* Task requirements
• a. Answer these three questions using the Vancil v. Hutchinson opinion:
(i) On what date was the action commenced?
(ii) In what year did appellee's first husband die?
(iii) At what age did Edmund die?
• b. Write the next part of the Vancil v. Hutchinson court opinion, starting right after its last sentence.

* Exercise passage
• • • • • • •

Vancil v. Hutchinson

63 Ill. App. 632, 1895 Ill. App. LEXIS 991
CourtAppellate Court of Illinois
DecidedDecember 21, 1895
StatusPublished

This text of 63 Ill. App. 632 (Vancil v. Hutchinson) is published on Counsel Stack Legal Research, covering Appellate Court of Illinois primary law. Counsel Stack provides free access to over 12 million legal documents including statutes, case law, regulations, and constitutions.

Bluebook
Vancil v. Hutchinson, 63 Ill. App. 632, 1895 Ill. App. LEXIS 991 (Ill. Ct. App. 1895).

Opinion

Mr. Justice Pleasants

delivered the opinion of the Court.

This action was commenced October 2, 1893, by appellee, upon the common counts in assumpsit, to which appellant pleaded the general issue. The trial resulted in a verdict for plaintiff for $1,997, which the court sustained against a motion for a new trial and rendered judgment thereon.

As disclosed by the evidence, plaintiff’s claim was for the unpaid residue of $1,997 of the sum of $3,000, alleged to have been left for her in defendant’s hands by Edmund C„ Yancil, who was his fatherand her father-in-law. Defendant claimed that he received only $1,003, which amount, it is admitted, he paid to her; and the record presents but little else than the question of fact.

Appellee’s first husband, a brother of appellant, died in 1861, leaving a daughter. After twelve or fifteen years of •widowhood she married Mr. Hutchinson, her present husband, and has since resided with him in the State of Texas.

Some time in the early part of 1890, Edmund lost his wife, and about a month afterward went to live with appellant, with whom he remained until the 31st day of December, 1891, when, as the result of a fall, he died at the great age of ninety-two years, leaving several children and grandchildren, and a very considerable amount of property in money and notes. He had made a will which had been destroyed—when, how or by whom does not appear, but probably before the death of his wife. Ho copy of it was produced nor its contents otherwise shown. He had also given to several, if not each of his children, considerable sums of money, among them to appellee, at different times during her widowhood and afterward, the aggregate amount of which she would not attempt to state, even approximately, having kept no account of them, and which no one else appears to have known unless it was the old man himself, who deducted such advances in the cases of others in the final distribution which he made in his lifetime. Her statement, upon strong pressure from her counsel, that she did not receive $1,997 in all, after such admissions of her ignorance of the amount she and her daughter had received, must be considered of little weight since it would be true if she had received $1,796.99. It was admitted that by the will he had expressed his intention that appellee should have. $3,000, but whether it was declared to be subject to such deduction was made a question pertinent to the main issue, which was, how much had he intrusted to appellant to be delivered to her.

• • • • • • •

* Supplied entries
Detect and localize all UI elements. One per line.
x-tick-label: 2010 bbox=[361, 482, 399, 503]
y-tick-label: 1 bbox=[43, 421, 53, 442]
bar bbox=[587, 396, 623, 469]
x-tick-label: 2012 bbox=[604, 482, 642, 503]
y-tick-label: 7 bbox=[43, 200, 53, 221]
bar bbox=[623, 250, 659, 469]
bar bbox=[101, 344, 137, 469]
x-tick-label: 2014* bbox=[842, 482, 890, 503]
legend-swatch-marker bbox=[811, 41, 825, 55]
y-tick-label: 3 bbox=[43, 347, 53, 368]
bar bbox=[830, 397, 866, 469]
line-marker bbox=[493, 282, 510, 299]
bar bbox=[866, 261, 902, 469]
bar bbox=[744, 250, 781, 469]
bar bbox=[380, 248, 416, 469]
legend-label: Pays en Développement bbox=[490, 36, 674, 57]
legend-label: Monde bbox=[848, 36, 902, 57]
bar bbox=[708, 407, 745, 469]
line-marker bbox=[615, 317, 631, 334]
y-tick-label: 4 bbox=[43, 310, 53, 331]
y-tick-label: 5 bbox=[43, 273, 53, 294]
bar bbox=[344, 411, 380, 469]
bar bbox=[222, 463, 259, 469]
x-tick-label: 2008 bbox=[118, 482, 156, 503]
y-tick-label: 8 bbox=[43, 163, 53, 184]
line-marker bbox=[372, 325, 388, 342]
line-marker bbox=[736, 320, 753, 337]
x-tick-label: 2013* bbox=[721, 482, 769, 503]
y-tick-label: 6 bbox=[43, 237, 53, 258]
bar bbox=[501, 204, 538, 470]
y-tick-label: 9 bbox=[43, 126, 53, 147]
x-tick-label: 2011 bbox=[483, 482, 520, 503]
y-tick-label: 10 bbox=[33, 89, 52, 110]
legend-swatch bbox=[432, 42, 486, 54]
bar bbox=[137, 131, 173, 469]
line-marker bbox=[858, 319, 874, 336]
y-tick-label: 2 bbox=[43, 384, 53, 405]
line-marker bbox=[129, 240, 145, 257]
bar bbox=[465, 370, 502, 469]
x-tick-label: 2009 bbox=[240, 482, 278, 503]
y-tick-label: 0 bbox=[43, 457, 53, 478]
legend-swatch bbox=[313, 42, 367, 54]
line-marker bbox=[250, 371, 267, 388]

• • • • • • •

* Solved tasks
• a.
(i) October 2, 1893
(ii) 1861
(iii) Ninety-two

• b.
In the latter part of April, 1890, shortly before the death of his wife, he and his sons, William A. and appellant," were together at his house, selecting from his notes the amounts he intended then to appropriate to several members of his family, respectively, and some other objects of his bounty. On that occasion William did the figuring. Appellant claims that they selected for appellee three notes, amounting to $1,003, and placed them together in an envelope, which with others so placed for other parties, the old gentleman kept for a time in his own possession to receive payments of interest thereon that should be made before delivery for their intended use. He distributed some notes to appellant and William, and perhaps to some others, within a few days —mostly notes given by them to him—for which he took their receipts; and in June following, assisted by appellant and in the absence of William, made a further distribution and prepared receipts to be signed therefor by the distributees respectively, as before, but of which also he retained possession.

Oh the 11th of November, 1891, having been seriously hurt by a fall, and thinking the end was not far, he delivered to appellant for the beneficiaries the notes for the several amounts intended for them, together with the receipts therefor so prepared. We understand it was mostly, if not entirely, in notes, from the proceeds of which appellant was to pay them, though some of it may have been in notes of the parties, to be surrendered. Among them were the three above mentioned for appellee, and which appellant says were all that he ever received from his father for her.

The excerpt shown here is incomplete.